> Your goal
Return the complete listing that follows, with each line reproduced exactly.

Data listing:
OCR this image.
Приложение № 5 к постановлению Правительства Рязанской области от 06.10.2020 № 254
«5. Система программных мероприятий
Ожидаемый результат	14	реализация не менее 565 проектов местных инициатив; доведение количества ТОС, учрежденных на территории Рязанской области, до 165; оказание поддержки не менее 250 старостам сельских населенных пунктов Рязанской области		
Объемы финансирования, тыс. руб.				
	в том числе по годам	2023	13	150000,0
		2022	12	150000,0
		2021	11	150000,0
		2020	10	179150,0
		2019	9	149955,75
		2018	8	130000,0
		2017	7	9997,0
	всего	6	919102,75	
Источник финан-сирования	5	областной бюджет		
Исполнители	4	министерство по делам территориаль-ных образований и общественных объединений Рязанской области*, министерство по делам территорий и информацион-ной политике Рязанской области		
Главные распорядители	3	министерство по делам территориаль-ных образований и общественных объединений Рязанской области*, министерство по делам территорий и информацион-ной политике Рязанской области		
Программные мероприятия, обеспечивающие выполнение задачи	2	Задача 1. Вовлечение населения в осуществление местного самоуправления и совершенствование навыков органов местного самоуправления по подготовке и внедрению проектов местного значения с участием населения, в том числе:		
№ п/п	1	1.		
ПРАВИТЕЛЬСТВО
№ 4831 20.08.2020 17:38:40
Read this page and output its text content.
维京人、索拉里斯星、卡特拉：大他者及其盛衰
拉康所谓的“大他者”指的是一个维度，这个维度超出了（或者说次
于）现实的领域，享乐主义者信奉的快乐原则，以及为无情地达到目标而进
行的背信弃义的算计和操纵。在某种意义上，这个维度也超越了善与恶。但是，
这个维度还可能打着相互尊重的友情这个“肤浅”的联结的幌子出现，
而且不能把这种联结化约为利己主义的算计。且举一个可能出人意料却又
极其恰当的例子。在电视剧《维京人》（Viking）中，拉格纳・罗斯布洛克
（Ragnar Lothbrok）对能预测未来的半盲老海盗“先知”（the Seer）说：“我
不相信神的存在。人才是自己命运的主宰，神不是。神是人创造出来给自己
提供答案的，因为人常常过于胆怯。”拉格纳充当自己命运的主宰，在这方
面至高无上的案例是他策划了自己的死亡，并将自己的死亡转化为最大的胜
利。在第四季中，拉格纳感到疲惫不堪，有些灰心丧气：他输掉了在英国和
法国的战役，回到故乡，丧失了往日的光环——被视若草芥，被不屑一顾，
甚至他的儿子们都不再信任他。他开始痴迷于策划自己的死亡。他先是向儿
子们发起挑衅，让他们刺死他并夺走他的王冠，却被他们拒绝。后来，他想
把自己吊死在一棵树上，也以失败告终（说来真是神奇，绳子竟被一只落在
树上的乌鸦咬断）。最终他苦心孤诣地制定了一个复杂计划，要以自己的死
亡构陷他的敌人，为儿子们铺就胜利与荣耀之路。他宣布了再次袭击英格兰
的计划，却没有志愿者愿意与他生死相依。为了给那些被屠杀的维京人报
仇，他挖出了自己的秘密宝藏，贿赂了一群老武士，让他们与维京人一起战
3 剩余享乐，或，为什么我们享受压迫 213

> Exercise result
OCR this image.
Приложение № 5 к постановлению Правительства Рязанской области от 06.10.2020 № 254
«5. Система программных мероприятий
Ожидаемый результат	14	реализация не менее 565 проектов местных инициатив; доведение количества ТОС, учрежденных на территории Рязанской области, до 165; оказание поддержки не менее 250 старостам сельских населенных пунктов Рязанской области		
Объемы финансирования, тыс. руб.				
	в том числе по годам	2023	13	150000,0
		2022	12	150000,0
		2021	11	150000,0
		2020	10	179150,0
		2019	9	149955,75
		2018	8	130000,0
		2017	7	9997,0
	всего	6	919102,75	
Источник финан-сирования	5	областной бюджет		
Исполнители	4	министерство по делам территориаль-ных образований и общественных объединений Рязанской области*, министерство по делам территорий и информацион-ной политике Рязанской области		
Главные распорядители	3	министерство по делам территориаль-ных образований и общественных объединений Рязанской области*, министерство по делам территорий и информацион-ной политике Рязанской области		
Программные мероприятия, обеспечивающие выполнение задачи	2	Задача 1. Вовлечение населения в осуществление местного самоуправления и совершенствование навыков органов местного самоуправления по подготовке и внедрению проектов местного значения с участием населения, в том числе:		
№ п/п	1	1.		
ПРАВИТЕЛЬСТВО
№ 4831 20.08.2020 17:38:40
Read this page and output its text content.
维京人、索拉里斯星、卡特拉：大他者及其盛衰
拉康所谓的“大他者”指的是一个维度，这个维度超出了（或者说次
于）现实的领域，享乐主义者信奉的快乐原则，以及为无情地达到目标而进
行的背信弃义的算计和操纵。在某种意义上，这个维度也超越了善与恶。但是，
这个维度还可能打着相互尊重的友情这个“肤浅”的联结的幌子出现，
而且不能把这种联结化约为利己主义的算计。且举一个可能出人意料却又
极其恰当的例子。在电视剧《维京人》（Viking）中，拉格纳・罗斯布洛克
（Ragnar Lothbrok）对能预测未来的半盲老海盗“先知”（the Seer）说：“我
不相信神的存在。人才是自己命运的主宰，神不是。神是人创造出来给自己
提供答案的，因为人常常过于胆怯。”拉格纳充当自己命运的主宰，在这方
面至高无上的案例是他策划了自己的死亡，并将自己的死亡转化为最大的胜
利。在第四季中，拉格纳感到疲惫不堪，有些灰心丧气：他输掉了在英国和
法国的战役，回到故乡，丧失了往日的光环——被视若草芥，被不屑一顾，
甚至他的儿子们都不再信任他。他开始痴迷于策划自己的死亡。他先是向儿
子们发起挑衅，让他们刺死他并夺走他的王冠，却被他们拒绝。后来，他想
把自己吊死在一棵树上，也以失败告终（说来真是神奇，绳子竟被一只落在
树上的乌鸦咬断）。最终他苦心孤诣地制定了一个复杂计划，要以自己的死
亡构陷他的敌人，为儿子们铺就胜利与荣耀之路。他宣布了再次袭击英格兰
的计划，却没有志愿者愿意与他生死相依。为了给那些被屠杀的维京人报
仇，他挖出了自己的秘密宝藏，贿赂了一群老武士，让他们与维京人一起战
3 剩余享乐，或，为什么我们享受压迫 213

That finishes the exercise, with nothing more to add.